>> Start Source data

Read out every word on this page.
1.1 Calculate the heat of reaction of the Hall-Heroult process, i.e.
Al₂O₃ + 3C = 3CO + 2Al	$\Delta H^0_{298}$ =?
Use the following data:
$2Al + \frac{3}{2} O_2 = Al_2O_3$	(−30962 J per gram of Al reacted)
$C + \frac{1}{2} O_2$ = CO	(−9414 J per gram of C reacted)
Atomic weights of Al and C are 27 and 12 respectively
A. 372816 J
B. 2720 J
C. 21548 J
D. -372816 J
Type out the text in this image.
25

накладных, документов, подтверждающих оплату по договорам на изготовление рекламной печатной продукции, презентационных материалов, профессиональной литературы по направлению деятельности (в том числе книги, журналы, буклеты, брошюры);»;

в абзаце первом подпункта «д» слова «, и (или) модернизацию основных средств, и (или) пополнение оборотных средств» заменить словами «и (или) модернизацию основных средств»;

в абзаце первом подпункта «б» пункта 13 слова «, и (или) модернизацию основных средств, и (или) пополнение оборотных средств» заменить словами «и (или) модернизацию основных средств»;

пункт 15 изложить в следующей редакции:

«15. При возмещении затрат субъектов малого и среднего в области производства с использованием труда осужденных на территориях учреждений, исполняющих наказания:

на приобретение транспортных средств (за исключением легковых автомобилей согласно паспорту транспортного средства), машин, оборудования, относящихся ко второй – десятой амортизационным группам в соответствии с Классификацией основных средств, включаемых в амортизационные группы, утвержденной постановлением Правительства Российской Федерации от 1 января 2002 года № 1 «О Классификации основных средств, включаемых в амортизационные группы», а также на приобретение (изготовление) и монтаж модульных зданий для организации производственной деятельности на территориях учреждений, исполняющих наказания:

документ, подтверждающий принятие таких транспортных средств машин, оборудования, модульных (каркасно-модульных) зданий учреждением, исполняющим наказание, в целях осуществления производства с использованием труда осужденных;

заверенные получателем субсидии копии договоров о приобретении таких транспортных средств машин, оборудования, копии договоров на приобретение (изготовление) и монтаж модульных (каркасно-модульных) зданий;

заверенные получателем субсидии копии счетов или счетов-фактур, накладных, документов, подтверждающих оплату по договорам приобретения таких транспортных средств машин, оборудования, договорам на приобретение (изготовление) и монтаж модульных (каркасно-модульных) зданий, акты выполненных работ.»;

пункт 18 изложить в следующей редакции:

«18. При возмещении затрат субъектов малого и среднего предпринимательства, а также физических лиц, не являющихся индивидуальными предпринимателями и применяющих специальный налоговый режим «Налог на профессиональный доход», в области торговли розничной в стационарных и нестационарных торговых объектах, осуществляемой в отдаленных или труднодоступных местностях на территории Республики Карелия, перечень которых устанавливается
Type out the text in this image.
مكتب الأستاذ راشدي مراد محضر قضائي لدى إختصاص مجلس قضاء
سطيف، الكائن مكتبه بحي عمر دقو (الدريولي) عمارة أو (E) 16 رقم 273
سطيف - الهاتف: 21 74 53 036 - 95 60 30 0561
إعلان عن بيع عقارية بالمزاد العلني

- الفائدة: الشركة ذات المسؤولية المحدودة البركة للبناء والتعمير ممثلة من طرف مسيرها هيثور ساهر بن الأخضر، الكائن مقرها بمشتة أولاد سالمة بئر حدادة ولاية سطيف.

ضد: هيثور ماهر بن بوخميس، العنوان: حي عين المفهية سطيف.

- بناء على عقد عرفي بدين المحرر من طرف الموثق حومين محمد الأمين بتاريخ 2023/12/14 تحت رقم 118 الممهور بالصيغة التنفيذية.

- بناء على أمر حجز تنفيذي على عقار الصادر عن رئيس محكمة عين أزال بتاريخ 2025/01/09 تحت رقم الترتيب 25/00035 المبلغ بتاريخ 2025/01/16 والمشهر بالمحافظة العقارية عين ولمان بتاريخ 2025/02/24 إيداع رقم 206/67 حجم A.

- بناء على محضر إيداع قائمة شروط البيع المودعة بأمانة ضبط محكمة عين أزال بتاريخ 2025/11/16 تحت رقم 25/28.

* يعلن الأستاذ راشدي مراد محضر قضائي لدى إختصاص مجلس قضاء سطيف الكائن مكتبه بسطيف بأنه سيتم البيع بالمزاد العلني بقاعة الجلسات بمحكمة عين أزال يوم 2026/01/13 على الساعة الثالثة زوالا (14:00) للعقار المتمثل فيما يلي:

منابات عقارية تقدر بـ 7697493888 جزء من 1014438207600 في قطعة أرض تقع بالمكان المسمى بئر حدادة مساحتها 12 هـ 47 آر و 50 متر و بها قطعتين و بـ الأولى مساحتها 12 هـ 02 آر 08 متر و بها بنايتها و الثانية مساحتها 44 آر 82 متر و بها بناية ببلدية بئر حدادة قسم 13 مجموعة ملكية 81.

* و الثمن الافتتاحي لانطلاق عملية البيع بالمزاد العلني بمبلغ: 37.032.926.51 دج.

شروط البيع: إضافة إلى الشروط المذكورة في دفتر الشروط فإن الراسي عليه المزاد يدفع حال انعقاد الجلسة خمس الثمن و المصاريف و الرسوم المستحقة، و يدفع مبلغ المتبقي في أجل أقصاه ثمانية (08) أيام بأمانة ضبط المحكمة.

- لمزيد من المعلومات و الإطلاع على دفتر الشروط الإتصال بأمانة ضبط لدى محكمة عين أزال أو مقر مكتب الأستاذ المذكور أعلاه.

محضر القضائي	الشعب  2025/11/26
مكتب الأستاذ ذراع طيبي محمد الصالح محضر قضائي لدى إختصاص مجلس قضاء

>> End Source data

# Given exercise:
Each line of the material above either contains the word "абзаце" or does not; state how many do, and nothing else.

# Complete response:
2